AIM OF THE TASK: Print each of the entries exactly, leaving nothing out.

DATA SUPPLIED:
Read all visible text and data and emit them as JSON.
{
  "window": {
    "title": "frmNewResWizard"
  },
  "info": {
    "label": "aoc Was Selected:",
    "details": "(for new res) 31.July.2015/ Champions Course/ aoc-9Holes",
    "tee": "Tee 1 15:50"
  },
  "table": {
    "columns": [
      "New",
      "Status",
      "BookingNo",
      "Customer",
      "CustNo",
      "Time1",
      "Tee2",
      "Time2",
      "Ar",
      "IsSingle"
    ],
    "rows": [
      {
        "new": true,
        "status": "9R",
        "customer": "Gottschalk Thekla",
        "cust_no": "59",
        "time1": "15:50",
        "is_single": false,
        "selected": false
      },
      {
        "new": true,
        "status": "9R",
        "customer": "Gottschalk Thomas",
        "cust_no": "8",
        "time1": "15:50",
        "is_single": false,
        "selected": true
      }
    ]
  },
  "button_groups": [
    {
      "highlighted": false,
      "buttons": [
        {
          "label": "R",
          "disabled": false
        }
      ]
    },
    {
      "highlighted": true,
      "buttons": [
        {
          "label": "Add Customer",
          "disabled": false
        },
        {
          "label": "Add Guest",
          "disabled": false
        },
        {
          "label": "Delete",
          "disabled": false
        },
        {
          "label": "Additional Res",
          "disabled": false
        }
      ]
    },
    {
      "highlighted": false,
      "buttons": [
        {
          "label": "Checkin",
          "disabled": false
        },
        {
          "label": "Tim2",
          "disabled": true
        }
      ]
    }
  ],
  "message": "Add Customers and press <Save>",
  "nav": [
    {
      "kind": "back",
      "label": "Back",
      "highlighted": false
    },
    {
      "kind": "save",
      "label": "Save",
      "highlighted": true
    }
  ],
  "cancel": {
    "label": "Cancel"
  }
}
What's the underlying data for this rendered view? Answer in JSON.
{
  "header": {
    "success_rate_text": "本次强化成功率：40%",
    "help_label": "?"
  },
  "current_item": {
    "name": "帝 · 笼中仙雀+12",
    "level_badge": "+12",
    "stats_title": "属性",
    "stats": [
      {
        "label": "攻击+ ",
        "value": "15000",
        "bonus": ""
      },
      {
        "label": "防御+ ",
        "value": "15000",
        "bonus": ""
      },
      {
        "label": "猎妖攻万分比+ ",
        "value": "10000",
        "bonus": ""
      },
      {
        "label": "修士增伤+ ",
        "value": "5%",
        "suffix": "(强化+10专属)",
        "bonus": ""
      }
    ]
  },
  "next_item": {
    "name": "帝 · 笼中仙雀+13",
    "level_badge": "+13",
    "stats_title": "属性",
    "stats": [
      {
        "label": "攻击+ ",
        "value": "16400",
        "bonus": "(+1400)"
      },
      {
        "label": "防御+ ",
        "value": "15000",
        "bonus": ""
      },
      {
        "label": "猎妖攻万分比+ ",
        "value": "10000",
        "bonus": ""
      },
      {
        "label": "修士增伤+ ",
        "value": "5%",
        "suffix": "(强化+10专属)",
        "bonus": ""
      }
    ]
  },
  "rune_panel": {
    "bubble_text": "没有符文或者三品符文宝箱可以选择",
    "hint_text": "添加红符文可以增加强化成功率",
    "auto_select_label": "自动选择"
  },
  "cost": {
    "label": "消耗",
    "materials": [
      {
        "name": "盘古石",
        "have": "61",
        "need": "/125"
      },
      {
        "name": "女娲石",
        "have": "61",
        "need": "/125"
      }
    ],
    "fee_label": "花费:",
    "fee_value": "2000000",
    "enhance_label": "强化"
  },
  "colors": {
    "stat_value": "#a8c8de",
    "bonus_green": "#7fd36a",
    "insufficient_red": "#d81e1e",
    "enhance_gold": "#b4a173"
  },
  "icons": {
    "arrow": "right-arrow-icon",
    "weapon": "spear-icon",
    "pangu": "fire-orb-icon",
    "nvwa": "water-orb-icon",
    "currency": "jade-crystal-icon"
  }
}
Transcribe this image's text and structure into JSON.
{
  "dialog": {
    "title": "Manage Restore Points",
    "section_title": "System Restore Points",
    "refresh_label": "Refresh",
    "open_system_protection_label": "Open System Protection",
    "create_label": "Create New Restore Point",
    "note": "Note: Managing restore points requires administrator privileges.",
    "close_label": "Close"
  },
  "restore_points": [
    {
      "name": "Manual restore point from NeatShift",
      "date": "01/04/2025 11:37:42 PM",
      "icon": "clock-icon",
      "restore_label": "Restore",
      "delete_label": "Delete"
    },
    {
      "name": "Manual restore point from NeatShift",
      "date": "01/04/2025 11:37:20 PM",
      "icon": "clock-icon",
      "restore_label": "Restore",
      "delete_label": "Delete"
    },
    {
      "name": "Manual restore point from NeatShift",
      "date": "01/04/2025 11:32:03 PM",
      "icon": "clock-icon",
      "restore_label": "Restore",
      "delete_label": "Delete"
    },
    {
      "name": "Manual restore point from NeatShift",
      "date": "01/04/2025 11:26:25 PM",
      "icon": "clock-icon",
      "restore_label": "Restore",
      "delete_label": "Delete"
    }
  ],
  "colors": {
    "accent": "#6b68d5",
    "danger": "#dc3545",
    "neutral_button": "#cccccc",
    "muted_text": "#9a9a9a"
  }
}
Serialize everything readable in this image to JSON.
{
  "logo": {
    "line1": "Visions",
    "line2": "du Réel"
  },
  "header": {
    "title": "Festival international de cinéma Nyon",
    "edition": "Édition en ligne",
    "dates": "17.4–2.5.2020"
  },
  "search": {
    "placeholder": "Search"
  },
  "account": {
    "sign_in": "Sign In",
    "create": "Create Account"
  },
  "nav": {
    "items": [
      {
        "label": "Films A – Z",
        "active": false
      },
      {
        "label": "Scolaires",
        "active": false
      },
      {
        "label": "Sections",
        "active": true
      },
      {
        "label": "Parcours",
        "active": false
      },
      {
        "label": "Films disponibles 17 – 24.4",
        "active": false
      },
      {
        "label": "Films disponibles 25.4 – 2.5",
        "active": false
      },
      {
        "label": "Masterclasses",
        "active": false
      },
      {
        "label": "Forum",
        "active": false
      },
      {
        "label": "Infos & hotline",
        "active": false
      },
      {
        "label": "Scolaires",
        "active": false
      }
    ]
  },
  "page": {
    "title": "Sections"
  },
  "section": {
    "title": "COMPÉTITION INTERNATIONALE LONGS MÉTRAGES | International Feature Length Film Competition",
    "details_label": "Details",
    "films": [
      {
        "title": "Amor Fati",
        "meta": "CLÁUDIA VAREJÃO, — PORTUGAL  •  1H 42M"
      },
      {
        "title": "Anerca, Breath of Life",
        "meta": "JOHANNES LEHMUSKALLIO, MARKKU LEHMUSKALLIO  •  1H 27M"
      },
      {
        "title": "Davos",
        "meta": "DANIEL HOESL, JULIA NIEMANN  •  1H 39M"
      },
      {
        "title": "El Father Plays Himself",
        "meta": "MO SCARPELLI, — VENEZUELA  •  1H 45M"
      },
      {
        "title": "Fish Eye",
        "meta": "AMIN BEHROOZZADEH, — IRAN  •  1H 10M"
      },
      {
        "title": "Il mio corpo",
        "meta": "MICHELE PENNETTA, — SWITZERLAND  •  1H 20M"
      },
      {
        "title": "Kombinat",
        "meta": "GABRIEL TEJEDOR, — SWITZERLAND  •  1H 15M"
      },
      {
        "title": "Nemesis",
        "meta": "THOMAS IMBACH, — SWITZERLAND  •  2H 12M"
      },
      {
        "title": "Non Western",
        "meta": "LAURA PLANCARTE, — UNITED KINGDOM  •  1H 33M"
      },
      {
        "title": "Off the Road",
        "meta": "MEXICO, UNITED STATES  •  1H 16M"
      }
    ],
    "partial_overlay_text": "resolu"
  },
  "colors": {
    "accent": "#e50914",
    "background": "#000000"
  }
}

COMPLETE OUTPUT:
Read all visible text and data and emit them as JSON.
{
  "window": {
    "title": "frmNewResWizard"
  },
  "info": {
    "label": "aoc Was Selected:",
    "details": "(for new res) 31.July.2015/ Champions Course/ aoc-9Holes",
    "tee": "Tee 1 15:50"
  },
  "table": {
    "columns": [
      "New",
      "Status",
      "BookingNo",
      "Customer",
      "CustNo",
      "Time1",
      "Tee2",
      "Time2",
      "Ar",
      "IsSingle"
    ],
    "rows": [
      {
        "new": true,
        "status": "9R",
        "customer": "Gottschalk Thekla",
        "cust_no": "59",
        "time1": "15:50",
        "is_single": false,
        "selected": false
      },
      {
        "new": true,
        "status": "9R",
        "customer": "Gottschalk Thomas",
        "cust_no": "8",
        "time1": "15:50",
        "is_single": false,
        "selected": true
      }
    ]
  },
  "button_groups": [
    {
      "highlighted": false,
      "buttons": [
        {
          "label": "R",
          "disabled": false
        }
      ]
    },
    {
      "highlighted": true,
      "buttons": [
        {
          "label": "Add Customer",
          "disabled": false
        },
        {
          "label": "Add Guest",
          "disabled": false
        },
        {
          "label": "Delete",
          "disabled": false
        },
        {
          "label": "Additional Res",
          "disabled": false
        }
      ]
    },
    {
      "highlighted": false,
      "buttons": [
        {
          "label": "Checkin",
          "disabled": false
        },
        {
          "label": "Tim2",
          "disabled": true
        }
      ]
    }
  ],
  "message": "Add Customers and press <Save>",
  "nav": [
    {
      "kind": "back",
      "label": "Back",
      "highlighted": false
    },
    {
      "kind": "save",
      "label": "Save",
      "highlighted": true
    }
  ],
  "cancel": {
    "label": "Cancel"
  }
}
What's the underlying data for this rendered view? Answer in JSON.
{
  "header": {
    "success_rate_text": "本次强化成功率：40%",
    "help_label": "?"
  },
  "current_item": {
    "name": "帝 · 笼中仙雀+12",
    "level_badge": "+12",
    "stats_title": "属性",
    "stats": [
      {
        "label": "攻击+ ",
        "value": "15000",
        "bonus": ""
      },
      {
        "label": "防御+ ",
        "value": "15000",
        "bonus": ""
      },
      {
        "label": "猎妖攻万分比+ ",
        "value": "10000",
        "bonus": ""
      },
      {
        "label": "修士增伤+ ",
        "value": "5%",
        "suffix": "(强化+10专属)",
        "bonus": ""
      }
    ]
  },
  "next_item": {
    "name": "帝 · 笼中仙雀+13",
    "level_badge": "+13",
    "stats_title": "属性",
    "stats": [
      {
        "label": "攻击+ ",
        "value": "16400",
        "bonus": "(+1400)"
      },
      {
        "label": "防御+ ",
        "value": "15000",
        "bonus": ""
      },
      {
        "label": "猎妖攻万分比+ ",
        "value": "10000",
        "bonus": ""
      },
      {
        "label": "修士增伤+ ",
        "value": "5%",
        "suffix": "(强化+10专属)",
        "bonus": ""
      }
    ]
  },
  "rune_panel": {
    "bubble_text": "没有符文或者三品符文宝箱可以选择",
    "hint_text": "添加红符文可以增加强化成功率",
    "auto_select_label": "自动选择"
  },
  "cost": {
    "label": "消耗",
    "materials": [
      {
        "name": "盘古石",
        "have": "61",
        "need": "/125"
      },
      {
        "name": "女娲石",
        "have": "61",
        "need": "/125"
      }
    ],
    "fee_label": "花费:",
    "fee_value": "2000000",
    "enhance_label": "强化"
  },
  "colors": {
    "stat_value": "#a8c8de",
    "bonus_green": "#7fd36a",
    "insufficient_red": "#d81e1e",
    "enhance_gold": "#b4a173"
  },
  "icons": {
    "arrow": "right-arrow-icon",
    "weapon": "spear-icon",
    "pangu": "fire-orb-icon",
    "nvwa": "water-orb-icon",
    "currency": "jade-crystal-icon"
  }
}
Transcribe this image's text and structure into JSON.
{
  "dialog": {
    "title": "Manage Restore Points",
    "section_title": "System Restore Points",
    "refresh_label": "Refresh",
    "open_system_protection_label": "Open System Protection",
    "create_label": "Create New Restore Point",
    "note": "Note: Managing restore points requires administrator privileges.",
    "close_label": "Close"
  },
  "restore_points": [
    {
      "name": "Manual restore point from NeatShift",
      "date": "01/04/2025 11:37:42 PM",
      "icon": "clock-icon",
      "restore_label": "Restore",
      "delete_label": "Delete"
    },
    {
      "name": "Manual restore point from NeatShift",
      "date": "01/04/2025 11:37:20 PM",
      "icon": "clock-icon",
      "restore_label": "Restore",
      "delete_label": "Delete"
    },
    {
      "name": "Manual restore point from NeatShift",
      "date": "01/04/2025 11:32:03 PM",
      "icon": "clock-icon",
      "restore_label": "Restore",
      "delete_label": "Delete"
    },
    {
      "name": "Manual restore point from NeatShift",
      "date": "01/04/2025 11:26:25 PM",
      "icon": "clock-icon",
      "restore_label": "Restore",
      "delete_label": "Delete"
    }
  ],
  "colors": {
    "accent": "#6b68d5",
    "danger": "#dc3545",
    "neutral_button": "#cccccc",
    "muted_text": "#9a9a9a"
  }
}
Serialize everything readable in this image to JSON.
{
  "logo": {
    "line1": "Visions",
    "line2": "du Réel"
  },
  "header": {
    "title": "Festival international de cinéma Nyon",
    "edition": "Édition en ligne",
    "dates": "17.4–2.5.2020"
  },
  "search": {
    "placeholder": "Search"
  },
  "account": {
    "sign_in": "Sign In",
    "create": "Create Account"
  },
  "nav": {
    "items": [
      {
        "label": "Films A – Z",
        "active": false
      },
      {
        "label": "Scolaires",
        "active": false
      },
      {
        "label": "Sections",
        "active": true
      },
      {
        "label": "Parcours",
        "active": false
      },
      {
        "label": "Films disponibles 17 – 24.4",
        "active": false
      },
      {
        "label": "Films disponibles 25.4 – 2.5",
        "active": false
      },
      {
        "label": "Masterclasses",
        "active": false
      },
      {
        "label": "Forum",
        "active": false
      },
      {
        "label": "Infos & hotline",
        "active": false
      },
      {
        "label": "Scolaires",
        "active": false
      }
    ]
  },
  "page": {
    "title": "Sections"
  },
  "section": {
    "title": "COMPÉTITION INTERNATIONALE LONGS MÉTRAGES | International Feature Length Film Competition",
    "details_label": "Details",
    "films": [
      {
        "title": "Amor Fati",
        "meta": "CLÁUDIA VAREJÃO, — PORTUGAL  •  1H 42M"
      },
      {
        "title": "Anerca, Breath of Life",
        "meta": "JOHANNES LEHMUSKALLIO, MARKKU LEHMUSKALLIO  •  1H 27M"
      },
      {
        "title": "Davos",
        "meta": "DANIEL HOESL, JULIA NIEMANN  •  1H 39M"
      },
      {
        "title": "El Father Plays Himself",
        "meta": "MO SCARPELLI, — VENEZUELA  •  1H 45M"
      },
      {
        "title": "Fish Eye",
        "meta": "AMIN BEHROOZZADEH, — IRAN  •  1H 10M"
      },
      {
        "title": "Il mio corpo",
        "meta": "MICHELE PENNETTA, — SWITZERLAND  •  1H 20M"
      },
      {
        "title": "Kombinat",
        "meta": "GABRIEL TEJEDOR, — SWITZERLAND  •  1H 15M"
      },
      {
        "title": "Nemesis",
        "meta": "THOMAS IMBACH, — SWITZERLAND  •  2H 12M"
      },
      {
        "title": "Non Western",
        "meta": "LAURA PLANCARTE, — UNITED KINGDOM  •  1H 33M"
      },
      {
        "title": "Off the Road",
        "meta": "MEXICO, UNITED STATES  •  1H 16M"
      }
    ],
    "partial_overlay_text": "resolu"
  },
  "colors": {
    "accent": "#e50914",
    "background": "#000000"
  }
}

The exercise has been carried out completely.